Há que se repensar a postura que se tem diante dessa questão, editando leis inspiradas em padrões morais elevados e conhecimento técnico avançado, como fizeram países como a Itália, França, Espanha, Argentina, Índia, além de muitas localidades da Rússia e dos EUA, como a Califórnia.
No Brasil, a esterilização e devolução à comunidade de origem já é recomendada pela Secretaria Estadual de Saúde de São Paulo (Boletim Epidemiológico Paulista, da Secretaria Estadual de Saúde, agosto de 2005, ano 2, n° 20) e pelo Decreto Municipal Carioca nº 23.989, de 19/2/2004, que criou o conceito de cão comunitário. As medidas expressas pelos arts. 6° e 7° deste projeto também espelham essas recomendações.
Além das implicações morais e jurídicas já mencionadas, a anuência conferida à atual política de saúde faz com que o poder público não se interesse por encontrar soluções eficazes e dignas para a questão, acomodando-se à prática do extermínio sistemático. Nesse sentido, a eliminação de animais se presta a perpetuar uma política de saúde pública tão inclemente, quanto ineficaz.
A necessidade de se proceder a exame laboratorial que garanta a veracidade dos resultados positivos, antes de se decidir pela eutanásia do animal, em caso de doenças infectocontagiosas sem tratamento, se deve principalmente ao fato dos exames usualmente feitos pelo poder público não serem 100% específicos nem 100% sensíveis.
________________________________________
◆ Conjunto de tarefas ◆
1. Responda com base no texto apresentado:
(a) Qual decreto municipal criou o conceito de cão comunitário?
(b) Que localidade dos EUA é citada como exemplo de legislação a seguir?
(c) Que limitação dos exames feitos pelo poder público justifica o exame laboratorial antes da eutanásia?
2. Escreva a continuação do texto sobre a política pública de controle de animais, começando logo após a última frase.
________________________________________
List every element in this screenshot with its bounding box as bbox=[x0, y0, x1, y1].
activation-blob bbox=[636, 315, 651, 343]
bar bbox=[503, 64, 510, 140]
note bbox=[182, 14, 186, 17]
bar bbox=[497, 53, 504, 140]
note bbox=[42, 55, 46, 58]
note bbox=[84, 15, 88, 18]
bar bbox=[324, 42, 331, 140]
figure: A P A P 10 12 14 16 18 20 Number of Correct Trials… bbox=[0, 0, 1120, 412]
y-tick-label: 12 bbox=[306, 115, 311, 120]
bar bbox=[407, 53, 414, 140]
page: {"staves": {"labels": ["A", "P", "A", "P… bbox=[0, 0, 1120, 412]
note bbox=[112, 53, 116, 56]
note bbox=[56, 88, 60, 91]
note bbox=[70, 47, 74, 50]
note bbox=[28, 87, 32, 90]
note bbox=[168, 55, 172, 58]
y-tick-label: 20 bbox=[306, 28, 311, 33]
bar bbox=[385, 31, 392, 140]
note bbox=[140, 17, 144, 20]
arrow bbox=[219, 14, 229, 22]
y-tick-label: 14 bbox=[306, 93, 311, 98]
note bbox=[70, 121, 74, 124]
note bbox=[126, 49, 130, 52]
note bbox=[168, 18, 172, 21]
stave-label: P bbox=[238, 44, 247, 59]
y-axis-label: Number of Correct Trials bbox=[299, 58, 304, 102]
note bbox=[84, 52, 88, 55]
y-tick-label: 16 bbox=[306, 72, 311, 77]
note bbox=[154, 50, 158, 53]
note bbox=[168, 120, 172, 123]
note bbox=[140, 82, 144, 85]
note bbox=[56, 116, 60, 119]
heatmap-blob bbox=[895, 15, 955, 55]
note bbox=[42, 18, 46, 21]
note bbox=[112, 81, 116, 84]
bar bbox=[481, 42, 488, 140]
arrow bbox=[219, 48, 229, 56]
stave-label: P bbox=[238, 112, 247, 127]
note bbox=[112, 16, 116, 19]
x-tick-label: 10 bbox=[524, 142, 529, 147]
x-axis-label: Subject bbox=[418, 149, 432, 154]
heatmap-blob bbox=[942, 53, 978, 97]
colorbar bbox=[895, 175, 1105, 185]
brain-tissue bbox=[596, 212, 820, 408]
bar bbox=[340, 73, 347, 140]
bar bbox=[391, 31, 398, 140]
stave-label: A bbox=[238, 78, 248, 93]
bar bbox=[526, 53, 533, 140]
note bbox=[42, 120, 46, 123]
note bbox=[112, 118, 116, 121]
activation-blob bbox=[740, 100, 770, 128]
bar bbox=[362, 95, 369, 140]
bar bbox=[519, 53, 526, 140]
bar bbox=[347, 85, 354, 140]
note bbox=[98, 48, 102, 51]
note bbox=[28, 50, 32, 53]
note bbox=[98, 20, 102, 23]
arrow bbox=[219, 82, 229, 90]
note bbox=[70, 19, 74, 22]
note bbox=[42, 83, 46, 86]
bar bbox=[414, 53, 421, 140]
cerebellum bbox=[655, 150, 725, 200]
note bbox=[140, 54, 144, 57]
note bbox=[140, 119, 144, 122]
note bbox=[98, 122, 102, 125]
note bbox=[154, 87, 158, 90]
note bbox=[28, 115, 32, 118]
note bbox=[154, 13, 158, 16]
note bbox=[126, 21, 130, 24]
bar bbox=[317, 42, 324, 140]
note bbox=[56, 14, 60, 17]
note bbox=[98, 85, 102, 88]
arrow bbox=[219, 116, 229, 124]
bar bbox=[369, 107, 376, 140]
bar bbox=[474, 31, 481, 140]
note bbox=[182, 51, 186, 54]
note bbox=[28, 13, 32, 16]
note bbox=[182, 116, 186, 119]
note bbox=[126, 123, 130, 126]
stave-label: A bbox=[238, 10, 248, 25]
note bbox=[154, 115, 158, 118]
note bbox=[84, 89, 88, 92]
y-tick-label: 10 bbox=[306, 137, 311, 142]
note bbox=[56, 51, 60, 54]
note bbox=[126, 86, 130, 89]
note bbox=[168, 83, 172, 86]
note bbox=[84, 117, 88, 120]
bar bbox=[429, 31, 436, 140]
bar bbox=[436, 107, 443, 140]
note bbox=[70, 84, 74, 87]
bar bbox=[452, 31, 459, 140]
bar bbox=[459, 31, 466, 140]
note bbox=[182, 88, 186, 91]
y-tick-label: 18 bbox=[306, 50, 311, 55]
________________________________________
◆ Respostas do exercício ◆
1.
(a) O Decreto Municipal Carioca nº 23.989, de 19/2/2004.
(b) A Califórnia.
(c) Esses exames não são 100% específicos nem 100% sensíveis.

2.
Quanto ao envio de animais dos órgãos públicos para ensino e pesquisa ou entretenimento, sabemos que aos centros de controle de zoonoses e órgãos municipais afins cabe cuidar do controle de zoonoses e saúde pública e não fornecer animais para outras finalidades. Enquanto ao particular é lícito fazer tudo o que a lei não veda, à administração pública só é permitido fazer o que a lei autoriza. É a observância da legalidade que a Constituição da República, no “caput” de seu art. 37, traz como princípio limitador da atividade administrativa. Assim, a administração pública não atende ao princípio da finalidade, cujo objetivo principal é o controle das doenças e não o envio de animais capturados para outros fins.
Pelo exposto, espero contar com a aprovação dos nobres pares para a aprovação desta iniciativa.
- Semelhante proposição foi apresentada anteriormente pelo Deputado Alencar da Silveira Jr. Anexe-se ao Projeto de Lei nº 575/2011, nos termos do § 2º do art. 173 do Regimento Interno.